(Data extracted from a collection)
════════════════

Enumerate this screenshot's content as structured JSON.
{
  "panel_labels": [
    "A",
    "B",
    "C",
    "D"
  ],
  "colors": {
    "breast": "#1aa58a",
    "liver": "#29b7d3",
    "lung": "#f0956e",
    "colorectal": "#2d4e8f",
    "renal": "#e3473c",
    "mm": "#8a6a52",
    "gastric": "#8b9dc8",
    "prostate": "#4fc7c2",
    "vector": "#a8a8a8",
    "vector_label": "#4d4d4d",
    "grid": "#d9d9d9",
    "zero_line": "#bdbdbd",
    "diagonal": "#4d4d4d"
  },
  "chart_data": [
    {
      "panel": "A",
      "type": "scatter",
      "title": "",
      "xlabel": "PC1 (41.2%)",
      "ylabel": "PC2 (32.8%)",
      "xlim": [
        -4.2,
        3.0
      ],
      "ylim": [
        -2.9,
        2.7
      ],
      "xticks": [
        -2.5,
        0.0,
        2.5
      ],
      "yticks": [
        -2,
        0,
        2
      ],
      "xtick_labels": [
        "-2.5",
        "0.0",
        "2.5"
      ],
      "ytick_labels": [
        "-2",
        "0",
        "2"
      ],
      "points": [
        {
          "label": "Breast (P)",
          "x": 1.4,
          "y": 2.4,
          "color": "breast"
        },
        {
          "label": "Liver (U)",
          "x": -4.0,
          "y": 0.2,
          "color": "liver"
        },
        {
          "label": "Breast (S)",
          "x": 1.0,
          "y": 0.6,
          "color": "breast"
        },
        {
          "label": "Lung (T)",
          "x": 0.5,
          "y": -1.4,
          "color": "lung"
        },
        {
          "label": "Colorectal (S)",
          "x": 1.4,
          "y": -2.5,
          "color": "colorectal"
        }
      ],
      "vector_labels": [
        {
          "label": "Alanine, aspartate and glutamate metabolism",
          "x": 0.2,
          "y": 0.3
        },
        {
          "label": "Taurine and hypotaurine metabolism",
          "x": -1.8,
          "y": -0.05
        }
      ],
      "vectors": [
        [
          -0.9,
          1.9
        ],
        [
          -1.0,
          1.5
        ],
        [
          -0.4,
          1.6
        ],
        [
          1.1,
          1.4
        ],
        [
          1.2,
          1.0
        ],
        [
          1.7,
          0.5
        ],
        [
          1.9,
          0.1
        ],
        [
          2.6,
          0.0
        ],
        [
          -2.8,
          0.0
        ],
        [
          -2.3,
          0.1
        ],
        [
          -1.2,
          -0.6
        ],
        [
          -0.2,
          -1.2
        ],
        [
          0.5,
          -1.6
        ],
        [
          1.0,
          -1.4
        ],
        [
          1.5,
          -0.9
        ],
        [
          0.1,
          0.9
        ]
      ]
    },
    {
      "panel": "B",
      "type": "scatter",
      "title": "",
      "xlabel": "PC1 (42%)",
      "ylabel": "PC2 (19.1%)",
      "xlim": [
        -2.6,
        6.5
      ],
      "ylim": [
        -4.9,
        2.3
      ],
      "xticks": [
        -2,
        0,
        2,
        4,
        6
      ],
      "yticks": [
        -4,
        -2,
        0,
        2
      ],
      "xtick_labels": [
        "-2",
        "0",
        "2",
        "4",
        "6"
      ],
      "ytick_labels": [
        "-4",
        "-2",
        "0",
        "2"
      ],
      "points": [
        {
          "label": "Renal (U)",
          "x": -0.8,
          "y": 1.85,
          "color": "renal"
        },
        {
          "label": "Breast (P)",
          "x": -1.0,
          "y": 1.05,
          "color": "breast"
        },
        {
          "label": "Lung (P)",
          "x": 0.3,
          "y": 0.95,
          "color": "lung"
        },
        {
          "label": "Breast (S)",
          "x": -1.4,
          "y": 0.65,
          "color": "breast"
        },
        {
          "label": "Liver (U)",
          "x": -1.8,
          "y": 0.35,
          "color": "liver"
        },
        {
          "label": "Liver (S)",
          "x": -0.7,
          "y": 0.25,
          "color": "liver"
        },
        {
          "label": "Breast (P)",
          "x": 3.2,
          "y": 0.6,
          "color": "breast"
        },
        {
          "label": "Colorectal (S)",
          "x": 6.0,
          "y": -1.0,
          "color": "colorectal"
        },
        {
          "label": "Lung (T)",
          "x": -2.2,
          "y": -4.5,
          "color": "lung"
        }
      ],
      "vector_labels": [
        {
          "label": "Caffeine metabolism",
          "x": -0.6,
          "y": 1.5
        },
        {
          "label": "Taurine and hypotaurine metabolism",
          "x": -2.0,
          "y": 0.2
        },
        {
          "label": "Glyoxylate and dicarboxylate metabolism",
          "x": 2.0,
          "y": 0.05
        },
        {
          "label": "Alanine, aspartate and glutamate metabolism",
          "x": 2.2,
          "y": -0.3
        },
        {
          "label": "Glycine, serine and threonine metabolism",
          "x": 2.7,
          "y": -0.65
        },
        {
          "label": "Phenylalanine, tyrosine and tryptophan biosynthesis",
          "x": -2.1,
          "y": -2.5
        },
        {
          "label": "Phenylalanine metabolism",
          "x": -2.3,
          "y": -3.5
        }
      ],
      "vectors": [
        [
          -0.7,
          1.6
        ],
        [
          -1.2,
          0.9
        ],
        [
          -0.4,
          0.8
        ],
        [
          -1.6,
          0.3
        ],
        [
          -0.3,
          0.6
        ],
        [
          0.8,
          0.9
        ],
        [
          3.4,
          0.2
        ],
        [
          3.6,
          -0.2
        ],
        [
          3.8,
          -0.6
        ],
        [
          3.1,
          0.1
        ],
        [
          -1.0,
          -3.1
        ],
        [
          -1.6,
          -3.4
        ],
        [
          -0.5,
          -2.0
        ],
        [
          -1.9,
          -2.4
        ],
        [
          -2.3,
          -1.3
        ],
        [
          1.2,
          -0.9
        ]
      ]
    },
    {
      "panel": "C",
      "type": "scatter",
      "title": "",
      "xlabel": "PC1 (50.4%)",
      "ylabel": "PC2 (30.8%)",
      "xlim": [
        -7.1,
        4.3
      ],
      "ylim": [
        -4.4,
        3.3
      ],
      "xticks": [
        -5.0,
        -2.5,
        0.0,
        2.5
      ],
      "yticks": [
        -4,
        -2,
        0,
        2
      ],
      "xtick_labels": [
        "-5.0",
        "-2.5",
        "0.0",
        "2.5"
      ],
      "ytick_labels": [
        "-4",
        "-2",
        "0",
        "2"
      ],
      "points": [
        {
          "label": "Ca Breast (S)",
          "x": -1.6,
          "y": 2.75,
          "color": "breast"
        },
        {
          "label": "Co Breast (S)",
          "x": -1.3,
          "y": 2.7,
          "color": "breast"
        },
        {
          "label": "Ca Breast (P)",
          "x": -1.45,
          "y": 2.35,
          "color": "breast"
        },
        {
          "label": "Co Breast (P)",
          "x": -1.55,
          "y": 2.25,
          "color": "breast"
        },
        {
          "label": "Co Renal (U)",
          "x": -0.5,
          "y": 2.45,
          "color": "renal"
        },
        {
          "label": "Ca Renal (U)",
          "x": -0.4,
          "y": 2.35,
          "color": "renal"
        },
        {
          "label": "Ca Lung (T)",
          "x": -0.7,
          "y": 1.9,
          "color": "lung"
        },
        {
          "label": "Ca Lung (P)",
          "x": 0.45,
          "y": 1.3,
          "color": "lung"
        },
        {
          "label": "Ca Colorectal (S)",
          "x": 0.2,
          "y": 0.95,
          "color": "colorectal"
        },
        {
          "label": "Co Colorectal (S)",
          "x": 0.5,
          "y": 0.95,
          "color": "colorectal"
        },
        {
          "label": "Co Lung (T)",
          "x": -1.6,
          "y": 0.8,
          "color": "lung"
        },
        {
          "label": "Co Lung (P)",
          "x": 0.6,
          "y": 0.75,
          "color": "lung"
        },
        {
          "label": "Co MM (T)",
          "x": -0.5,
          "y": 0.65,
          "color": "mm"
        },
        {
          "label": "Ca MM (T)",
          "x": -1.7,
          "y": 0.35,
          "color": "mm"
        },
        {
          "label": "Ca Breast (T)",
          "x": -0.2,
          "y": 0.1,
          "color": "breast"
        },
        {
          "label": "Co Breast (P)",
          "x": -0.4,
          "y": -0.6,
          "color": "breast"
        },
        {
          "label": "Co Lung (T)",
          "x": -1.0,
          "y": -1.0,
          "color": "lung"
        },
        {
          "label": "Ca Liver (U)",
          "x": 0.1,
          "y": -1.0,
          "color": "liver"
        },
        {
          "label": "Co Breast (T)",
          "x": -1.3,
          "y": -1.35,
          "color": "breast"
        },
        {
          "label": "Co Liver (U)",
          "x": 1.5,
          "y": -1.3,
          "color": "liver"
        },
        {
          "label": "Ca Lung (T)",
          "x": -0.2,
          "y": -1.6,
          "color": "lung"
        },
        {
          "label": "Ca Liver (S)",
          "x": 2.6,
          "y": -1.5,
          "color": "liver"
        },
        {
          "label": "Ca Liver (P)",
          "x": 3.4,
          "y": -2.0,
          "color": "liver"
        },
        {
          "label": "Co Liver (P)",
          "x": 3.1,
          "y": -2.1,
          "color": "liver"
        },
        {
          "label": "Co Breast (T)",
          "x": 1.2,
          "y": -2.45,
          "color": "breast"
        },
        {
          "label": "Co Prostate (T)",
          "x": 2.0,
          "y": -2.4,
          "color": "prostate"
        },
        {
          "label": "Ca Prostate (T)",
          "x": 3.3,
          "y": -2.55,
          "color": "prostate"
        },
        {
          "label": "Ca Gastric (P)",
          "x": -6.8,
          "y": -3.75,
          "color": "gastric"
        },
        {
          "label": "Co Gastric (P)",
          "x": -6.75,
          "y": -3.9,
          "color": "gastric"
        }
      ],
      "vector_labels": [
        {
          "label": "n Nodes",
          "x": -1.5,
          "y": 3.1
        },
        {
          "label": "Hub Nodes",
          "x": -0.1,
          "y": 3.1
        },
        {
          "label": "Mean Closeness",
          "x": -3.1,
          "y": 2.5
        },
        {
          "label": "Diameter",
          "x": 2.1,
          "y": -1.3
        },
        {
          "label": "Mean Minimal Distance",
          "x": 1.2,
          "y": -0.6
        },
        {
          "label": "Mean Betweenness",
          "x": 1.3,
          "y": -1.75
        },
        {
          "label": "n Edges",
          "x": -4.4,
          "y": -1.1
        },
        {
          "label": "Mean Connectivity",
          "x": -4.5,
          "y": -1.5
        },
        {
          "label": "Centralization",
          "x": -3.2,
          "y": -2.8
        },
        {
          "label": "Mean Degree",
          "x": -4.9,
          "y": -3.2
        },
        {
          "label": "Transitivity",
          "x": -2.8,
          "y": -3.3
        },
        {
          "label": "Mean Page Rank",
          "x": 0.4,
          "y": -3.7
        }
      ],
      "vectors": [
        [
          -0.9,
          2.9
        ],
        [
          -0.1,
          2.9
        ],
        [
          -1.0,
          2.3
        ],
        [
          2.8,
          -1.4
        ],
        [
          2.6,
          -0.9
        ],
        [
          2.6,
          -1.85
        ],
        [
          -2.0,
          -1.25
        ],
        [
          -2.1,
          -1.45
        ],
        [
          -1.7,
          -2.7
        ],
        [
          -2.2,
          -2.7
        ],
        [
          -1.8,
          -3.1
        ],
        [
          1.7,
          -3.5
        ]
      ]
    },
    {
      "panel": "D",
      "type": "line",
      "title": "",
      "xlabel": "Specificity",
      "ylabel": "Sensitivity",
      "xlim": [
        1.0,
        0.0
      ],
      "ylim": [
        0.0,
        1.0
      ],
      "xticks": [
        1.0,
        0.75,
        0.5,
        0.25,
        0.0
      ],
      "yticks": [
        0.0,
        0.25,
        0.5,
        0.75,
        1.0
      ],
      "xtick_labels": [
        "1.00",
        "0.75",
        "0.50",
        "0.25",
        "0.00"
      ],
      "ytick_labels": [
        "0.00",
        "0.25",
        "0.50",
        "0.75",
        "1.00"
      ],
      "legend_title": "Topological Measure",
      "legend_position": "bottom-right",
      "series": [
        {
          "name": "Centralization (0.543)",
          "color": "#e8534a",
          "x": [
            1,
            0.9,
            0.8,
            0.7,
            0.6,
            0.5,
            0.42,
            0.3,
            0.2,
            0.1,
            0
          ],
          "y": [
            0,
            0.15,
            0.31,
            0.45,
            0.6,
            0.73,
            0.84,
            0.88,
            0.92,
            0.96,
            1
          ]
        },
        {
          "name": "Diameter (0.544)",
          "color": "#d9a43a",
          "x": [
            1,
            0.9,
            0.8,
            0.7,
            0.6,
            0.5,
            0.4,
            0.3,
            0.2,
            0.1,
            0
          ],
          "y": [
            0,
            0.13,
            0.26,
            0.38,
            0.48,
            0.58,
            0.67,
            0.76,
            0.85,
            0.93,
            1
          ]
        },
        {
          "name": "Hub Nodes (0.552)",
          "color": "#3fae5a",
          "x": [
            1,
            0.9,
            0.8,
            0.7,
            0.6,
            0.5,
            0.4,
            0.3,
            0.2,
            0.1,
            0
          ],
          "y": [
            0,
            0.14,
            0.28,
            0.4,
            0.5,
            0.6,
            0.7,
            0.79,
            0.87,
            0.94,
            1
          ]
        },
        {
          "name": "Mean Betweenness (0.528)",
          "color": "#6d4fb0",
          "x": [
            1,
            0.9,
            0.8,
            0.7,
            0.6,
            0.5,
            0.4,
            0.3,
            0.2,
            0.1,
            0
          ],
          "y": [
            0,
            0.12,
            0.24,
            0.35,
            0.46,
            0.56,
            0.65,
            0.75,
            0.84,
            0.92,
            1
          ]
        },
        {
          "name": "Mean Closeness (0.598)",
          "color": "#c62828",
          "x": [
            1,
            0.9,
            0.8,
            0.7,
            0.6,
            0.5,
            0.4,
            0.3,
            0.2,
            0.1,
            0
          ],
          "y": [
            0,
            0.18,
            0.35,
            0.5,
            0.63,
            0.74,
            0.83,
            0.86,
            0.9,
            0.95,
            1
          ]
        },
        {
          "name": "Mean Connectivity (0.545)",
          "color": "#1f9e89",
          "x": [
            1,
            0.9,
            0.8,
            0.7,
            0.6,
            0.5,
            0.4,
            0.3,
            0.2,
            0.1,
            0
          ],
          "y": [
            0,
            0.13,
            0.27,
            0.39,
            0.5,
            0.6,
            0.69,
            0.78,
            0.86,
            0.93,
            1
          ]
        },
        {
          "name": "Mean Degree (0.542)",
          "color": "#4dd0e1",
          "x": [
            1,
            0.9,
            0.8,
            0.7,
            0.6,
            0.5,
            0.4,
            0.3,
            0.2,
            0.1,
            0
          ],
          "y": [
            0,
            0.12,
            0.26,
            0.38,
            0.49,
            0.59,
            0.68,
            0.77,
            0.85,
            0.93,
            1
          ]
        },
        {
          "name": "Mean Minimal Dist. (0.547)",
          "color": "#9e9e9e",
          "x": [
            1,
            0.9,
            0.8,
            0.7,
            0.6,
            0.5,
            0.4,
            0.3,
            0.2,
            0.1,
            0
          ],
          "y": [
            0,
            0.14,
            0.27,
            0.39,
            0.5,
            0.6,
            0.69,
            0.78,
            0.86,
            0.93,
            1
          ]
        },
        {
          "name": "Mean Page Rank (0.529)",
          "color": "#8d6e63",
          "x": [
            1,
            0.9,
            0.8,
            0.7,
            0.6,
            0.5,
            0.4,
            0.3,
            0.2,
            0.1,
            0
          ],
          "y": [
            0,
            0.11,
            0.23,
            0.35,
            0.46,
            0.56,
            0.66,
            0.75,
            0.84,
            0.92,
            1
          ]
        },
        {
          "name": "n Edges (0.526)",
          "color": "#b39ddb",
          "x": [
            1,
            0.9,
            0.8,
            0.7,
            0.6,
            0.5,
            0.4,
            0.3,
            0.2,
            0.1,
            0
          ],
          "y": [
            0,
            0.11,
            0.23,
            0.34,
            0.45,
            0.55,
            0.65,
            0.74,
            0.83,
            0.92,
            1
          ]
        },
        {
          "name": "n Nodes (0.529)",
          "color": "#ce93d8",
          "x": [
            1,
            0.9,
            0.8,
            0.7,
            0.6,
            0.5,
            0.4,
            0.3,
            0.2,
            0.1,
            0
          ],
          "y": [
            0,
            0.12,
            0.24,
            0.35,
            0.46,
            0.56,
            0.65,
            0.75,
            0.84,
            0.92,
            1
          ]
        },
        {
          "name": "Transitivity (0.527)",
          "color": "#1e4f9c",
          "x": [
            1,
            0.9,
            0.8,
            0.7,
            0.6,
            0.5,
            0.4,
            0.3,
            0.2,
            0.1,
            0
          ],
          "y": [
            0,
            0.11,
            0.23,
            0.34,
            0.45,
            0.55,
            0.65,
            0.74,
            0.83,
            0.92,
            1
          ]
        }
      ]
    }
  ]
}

════════════════

Task to complete:
Count every line in the entries above where the word "ylabel" appears; respond with the number alone.

Full output:
4